WHAT YOU NEED TO DO
Each line of the material below that holds the word "service" needs to be copied.

THE INPUT
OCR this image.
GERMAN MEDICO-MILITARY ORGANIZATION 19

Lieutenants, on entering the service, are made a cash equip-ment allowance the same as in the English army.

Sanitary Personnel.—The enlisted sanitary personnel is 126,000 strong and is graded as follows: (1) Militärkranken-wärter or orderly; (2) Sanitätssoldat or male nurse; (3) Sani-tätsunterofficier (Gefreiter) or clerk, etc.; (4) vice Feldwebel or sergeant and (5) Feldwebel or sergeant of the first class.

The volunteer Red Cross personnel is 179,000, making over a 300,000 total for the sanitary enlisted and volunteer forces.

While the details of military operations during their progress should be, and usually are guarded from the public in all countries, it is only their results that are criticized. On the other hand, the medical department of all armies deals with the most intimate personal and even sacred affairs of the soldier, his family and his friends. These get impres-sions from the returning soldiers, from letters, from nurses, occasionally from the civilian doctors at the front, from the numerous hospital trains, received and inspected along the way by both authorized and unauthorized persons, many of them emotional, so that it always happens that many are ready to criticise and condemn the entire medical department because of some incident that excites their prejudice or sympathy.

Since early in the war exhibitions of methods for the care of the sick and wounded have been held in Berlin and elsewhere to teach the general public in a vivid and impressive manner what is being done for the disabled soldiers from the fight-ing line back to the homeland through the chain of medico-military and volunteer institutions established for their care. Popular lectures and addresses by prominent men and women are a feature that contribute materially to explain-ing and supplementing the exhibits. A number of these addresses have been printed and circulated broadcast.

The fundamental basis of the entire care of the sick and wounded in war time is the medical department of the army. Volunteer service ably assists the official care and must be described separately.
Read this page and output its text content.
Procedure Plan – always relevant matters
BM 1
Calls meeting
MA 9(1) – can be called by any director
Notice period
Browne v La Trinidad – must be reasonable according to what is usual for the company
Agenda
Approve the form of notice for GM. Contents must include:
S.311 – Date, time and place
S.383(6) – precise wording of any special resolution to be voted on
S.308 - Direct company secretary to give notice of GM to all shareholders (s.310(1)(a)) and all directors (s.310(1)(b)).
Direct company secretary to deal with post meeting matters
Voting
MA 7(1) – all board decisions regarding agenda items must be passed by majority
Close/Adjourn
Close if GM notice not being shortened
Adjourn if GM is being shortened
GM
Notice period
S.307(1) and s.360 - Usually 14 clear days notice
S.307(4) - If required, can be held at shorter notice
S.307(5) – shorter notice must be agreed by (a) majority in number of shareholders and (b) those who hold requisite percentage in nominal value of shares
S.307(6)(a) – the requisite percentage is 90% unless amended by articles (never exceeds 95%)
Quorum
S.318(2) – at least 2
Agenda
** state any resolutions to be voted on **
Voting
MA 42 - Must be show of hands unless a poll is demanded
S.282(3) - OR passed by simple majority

SOLUTION TO THE PROBLEM
Lieutenants, on entering the service, are made a cash equip-ment allowance the same as in the English army.
The fundamental basis of the entire care of the sick and wounded in war time is the medical department of the army. Volunteer service ably assists the official care and must be described separately.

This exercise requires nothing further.